Records from a data source
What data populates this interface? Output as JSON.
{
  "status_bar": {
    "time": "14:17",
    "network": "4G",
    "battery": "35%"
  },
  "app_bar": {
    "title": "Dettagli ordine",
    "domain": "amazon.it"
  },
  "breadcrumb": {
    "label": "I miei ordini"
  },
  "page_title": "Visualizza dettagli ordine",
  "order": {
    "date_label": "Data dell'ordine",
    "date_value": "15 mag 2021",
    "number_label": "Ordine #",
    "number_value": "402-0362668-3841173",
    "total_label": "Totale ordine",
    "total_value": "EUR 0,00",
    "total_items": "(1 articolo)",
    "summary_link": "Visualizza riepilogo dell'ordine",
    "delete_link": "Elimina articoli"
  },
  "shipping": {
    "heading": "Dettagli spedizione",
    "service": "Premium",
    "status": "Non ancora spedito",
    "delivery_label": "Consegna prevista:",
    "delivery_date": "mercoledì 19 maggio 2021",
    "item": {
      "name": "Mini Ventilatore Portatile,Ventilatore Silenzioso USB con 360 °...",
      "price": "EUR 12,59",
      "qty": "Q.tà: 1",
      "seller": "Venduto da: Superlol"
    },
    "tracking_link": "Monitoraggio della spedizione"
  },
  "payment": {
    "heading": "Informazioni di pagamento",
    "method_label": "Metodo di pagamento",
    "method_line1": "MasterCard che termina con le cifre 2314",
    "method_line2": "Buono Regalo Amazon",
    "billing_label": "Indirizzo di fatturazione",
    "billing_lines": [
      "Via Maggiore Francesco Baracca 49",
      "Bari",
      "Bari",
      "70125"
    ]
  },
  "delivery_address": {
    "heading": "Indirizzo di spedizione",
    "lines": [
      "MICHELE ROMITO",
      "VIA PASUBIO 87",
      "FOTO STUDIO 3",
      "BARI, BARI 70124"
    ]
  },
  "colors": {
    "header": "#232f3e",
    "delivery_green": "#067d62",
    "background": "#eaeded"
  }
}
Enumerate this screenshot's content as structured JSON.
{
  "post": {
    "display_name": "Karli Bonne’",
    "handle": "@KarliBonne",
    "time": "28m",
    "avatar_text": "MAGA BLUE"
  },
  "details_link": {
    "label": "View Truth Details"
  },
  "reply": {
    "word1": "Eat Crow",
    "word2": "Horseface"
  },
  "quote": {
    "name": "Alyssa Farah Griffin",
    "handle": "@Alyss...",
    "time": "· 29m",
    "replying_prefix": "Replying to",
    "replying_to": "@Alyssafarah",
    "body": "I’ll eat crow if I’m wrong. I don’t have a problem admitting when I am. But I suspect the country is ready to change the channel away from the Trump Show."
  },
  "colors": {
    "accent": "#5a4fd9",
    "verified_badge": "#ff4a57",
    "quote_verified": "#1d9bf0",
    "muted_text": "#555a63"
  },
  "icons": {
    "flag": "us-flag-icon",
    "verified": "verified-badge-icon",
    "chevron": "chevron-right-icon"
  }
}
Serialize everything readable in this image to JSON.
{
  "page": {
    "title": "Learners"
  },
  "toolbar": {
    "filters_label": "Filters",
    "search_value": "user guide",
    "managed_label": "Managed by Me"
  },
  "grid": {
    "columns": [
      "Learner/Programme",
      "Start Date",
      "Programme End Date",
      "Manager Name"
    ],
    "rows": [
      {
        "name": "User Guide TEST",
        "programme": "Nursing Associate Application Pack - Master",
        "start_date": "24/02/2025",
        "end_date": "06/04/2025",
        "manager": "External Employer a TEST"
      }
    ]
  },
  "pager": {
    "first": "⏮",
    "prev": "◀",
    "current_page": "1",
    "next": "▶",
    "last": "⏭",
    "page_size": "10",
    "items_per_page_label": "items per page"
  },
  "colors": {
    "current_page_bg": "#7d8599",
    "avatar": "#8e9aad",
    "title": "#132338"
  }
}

__Directions for this task__.
Retype the entries exactly, including every line.

__Task result__.
What data populates this interface? Output as JSON.
{
  "status_bar": {
    "time": "14:17",
    "network": "4G",
    "battery": "35%"
  },
  "app_bar": {
    "title": "Dettagli ordine",
    "domain": "amazon.it"
  },
  "breadcrumb": {
    "label": "I miei ordini"
  },
  "page_title": "Visualizza dettagli ordine",
  "order": {
    "date_label": "Data dell'ordine",
    "date_value": "15 mag 2021",
    "number_label": "Ordine #",
    "number_value": "402-0362668-3841173",
    "total_label": "Totale ordine",
    "total_value": "EUR 0,00",
    "total_items": "(1 articolo)",
    "summary_link": "Visualizza riepilogo dell'ordine",
    "delete_link": "Elimina articoli"
  },
  "shipping": {
    "heading": "Dettagli spedizione",
    "service": "Premium",
    "status": "Non ancora spedito",
    "delivery_label": "Consegna prevista:",
    "delivery_date": "mercoledì 19 maggio 2021",
    "item": {
      "name": "Mini Ventilatore Portatile,Ventilatore Silenzioso USB con 360 °...",
      "price": "EUR 12,59",
      "qty": "Q.tà: 1",
      "seller": "Venduto da: Superlol"
    },
    "tracking_link": "Monitoraggio della spedizione"
  },
  "payment": {
    "heading": "Informazioni di pagamento",
    "method_label": "Metodo di pagamento",
    "method_line1": "MasterCard che termina con le cifre 2314",
    "method_line2": "Buono Regalo Amazon",
    "billing_label": "Indirizzo di fatturazione",
    "billing_lines": [
      "Via Maggiore Francesco Baracca 49",
      "Bari",
      "Bari",
      "70125"
    ]
  },
  "delivery_address": {
    "heading": "Indirizzo di spedizione",
    "lines": [
      "MICHELE ROMITO",
      "VIA PASUBIO 87",
      "FOTO STUDIO 3",
      "BARI, BARI 70124"
    ]
  },
  "colors": {
    "header": "#232f3e",
    "delivery_green": "#067d62",
    "background": "#eaeded"
  }
}
Enumerate this screenshot's content as structured JSON.
{
  "post": {
    "display_name": "Karli Bonne’",
    "handle": "@KarliBonne",
    "time": "28m",
    "avatar_text": "MAGA BLUE"
  },
  "details_link": {
    "label": "View Truth Details"
  },
  "reply": {
    "word1": "Eat Crow",
    "word2": "Horseface"
  },
  "quote": {
    "name": "Alyssa Farah Griffin",
    "handle": "@Alyss...",
    "time": "· 29m",
    "replying_prefix": "Replying to",
    "replying_to": "@Alyssafarah",
    "body": "I’ll eat crow if I’m wrong. I don’t have a problem admitting when I am. But I suspect the country is ready to change the channel away from the Trump Show."
  },
  "colors": {
    "accent": "#5a4fd9",
    "verified_badge": "#ff4a57",
    "quote_verified": "#1d9bf0",
    "muted_text": "#555a63"
  },
  "icons": {
    "flag": "us-flag-icon",
    "verified": "verified-badge-icon",
    "chevron": "chevron-right-icon"
  }
}
Serialize everything readable in this image to JSON.
{
  "page": {
    "title": "Learners"
  },
  "toolbar": {
    "filters_label": "Filters",
    "search_value": "user guide",
    "managed_label": "Managed by Me"
  },
  "grid": {
    "columns": [
      "Learner/Programme",
      "Start Date",
      "Programme End Date",
      "Manager Name"
    ],
    "rows": [
      {
        "name": "User Guide TEST",
        "programme": "Nursing Associate Application Pack - Master",
        "start_date": "24/02/2025",
        "end_date": "06/04/2025",
        "manager": "External Employer a TEST"
      }
    ]
  },
  "pager": {
    "first": "⏮",
    "prev": "◀",
    "current_page": "1",
    "next": "▶",
    "last": "⏭",
    "page_size": "10",
    "items_per_page_label": "items per page"
  },
  "colors": {
    "current_page_bg": "#7d8599",
    "avatar": "#8e9aad",
    "title": "#132338"
  }
}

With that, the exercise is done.